Aim: Extract all lines in the data that contain the word "when".

(Stored data entries)
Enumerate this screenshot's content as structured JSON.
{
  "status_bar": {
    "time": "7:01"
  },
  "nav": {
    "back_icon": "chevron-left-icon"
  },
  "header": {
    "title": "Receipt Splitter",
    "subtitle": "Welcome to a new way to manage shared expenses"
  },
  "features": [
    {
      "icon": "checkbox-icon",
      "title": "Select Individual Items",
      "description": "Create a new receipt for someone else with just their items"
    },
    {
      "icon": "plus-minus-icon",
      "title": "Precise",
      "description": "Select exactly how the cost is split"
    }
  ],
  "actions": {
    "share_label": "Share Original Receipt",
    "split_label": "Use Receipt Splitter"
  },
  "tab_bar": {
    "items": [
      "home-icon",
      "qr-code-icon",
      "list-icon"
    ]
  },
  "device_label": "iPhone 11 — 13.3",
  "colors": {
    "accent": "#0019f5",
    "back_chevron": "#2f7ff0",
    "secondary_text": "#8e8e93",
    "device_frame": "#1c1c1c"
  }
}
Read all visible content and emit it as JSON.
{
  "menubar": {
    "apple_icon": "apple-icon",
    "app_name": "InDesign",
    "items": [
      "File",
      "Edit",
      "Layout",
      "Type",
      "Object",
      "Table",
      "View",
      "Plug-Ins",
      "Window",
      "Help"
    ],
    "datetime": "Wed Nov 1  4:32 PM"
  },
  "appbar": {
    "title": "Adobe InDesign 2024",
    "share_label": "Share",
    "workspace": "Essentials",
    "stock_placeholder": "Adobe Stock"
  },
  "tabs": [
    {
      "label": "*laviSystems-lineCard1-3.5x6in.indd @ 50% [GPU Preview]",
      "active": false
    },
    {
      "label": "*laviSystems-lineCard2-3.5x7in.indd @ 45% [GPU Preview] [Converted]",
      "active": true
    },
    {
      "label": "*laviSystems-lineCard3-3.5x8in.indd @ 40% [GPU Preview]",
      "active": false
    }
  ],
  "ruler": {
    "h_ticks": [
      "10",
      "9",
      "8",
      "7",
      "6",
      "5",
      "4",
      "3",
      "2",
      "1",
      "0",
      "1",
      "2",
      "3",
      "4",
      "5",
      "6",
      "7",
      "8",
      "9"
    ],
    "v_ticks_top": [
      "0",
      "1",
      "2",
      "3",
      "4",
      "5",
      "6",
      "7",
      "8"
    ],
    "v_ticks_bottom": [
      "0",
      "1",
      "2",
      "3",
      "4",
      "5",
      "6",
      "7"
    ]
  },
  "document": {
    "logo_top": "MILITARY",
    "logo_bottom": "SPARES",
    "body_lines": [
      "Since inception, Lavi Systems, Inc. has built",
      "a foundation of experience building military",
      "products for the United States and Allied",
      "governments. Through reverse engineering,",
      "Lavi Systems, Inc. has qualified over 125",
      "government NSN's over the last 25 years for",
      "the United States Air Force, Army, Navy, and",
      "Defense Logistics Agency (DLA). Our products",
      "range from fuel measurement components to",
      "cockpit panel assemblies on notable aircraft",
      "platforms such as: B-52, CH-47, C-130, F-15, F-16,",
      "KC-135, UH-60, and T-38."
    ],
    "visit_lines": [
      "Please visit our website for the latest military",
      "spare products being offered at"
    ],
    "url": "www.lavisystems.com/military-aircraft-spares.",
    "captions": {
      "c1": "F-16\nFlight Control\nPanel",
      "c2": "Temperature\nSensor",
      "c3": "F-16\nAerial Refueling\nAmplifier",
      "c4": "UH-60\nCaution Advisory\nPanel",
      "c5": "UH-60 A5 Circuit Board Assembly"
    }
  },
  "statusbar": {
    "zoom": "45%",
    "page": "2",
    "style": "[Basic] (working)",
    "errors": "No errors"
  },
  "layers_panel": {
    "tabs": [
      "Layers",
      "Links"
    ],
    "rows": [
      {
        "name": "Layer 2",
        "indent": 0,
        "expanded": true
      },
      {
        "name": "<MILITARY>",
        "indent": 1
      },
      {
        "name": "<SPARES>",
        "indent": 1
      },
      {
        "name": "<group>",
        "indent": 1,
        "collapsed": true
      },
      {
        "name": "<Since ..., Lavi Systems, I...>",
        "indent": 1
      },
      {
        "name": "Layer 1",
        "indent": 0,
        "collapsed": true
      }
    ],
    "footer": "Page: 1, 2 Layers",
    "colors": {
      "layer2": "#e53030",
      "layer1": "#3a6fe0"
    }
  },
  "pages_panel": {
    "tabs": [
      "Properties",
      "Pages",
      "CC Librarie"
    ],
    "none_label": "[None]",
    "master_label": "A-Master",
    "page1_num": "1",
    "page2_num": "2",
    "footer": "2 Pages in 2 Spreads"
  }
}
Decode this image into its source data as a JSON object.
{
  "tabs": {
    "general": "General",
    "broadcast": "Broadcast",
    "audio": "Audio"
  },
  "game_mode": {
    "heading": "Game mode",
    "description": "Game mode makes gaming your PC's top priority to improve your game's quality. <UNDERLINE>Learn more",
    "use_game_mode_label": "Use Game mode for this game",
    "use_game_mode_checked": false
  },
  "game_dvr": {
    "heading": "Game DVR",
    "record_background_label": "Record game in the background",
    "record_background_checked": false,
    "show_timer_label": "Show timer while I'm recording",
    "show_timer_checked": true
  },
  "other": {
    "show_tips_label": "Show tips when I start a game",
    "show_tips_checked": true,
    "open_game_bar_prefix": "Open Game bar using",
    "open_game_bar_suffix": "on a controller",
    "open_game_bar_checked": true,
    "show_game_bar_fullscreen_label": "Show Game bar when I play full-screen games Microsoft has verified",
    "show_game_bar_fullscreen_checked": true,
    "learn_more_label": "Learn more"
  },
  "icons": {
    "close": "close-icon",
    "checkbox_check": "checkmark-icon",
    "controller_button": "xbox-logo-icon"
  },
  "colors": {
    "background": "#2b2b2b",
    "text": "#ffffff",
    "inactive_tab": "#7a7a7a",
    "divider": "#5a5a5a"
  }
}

Exercise result:
    "show_tips_label": "Show tips when I start a game",
    "show_game_bar_fullscreen_label": "Show Game bar when I play full-screen games Microsoft has verified",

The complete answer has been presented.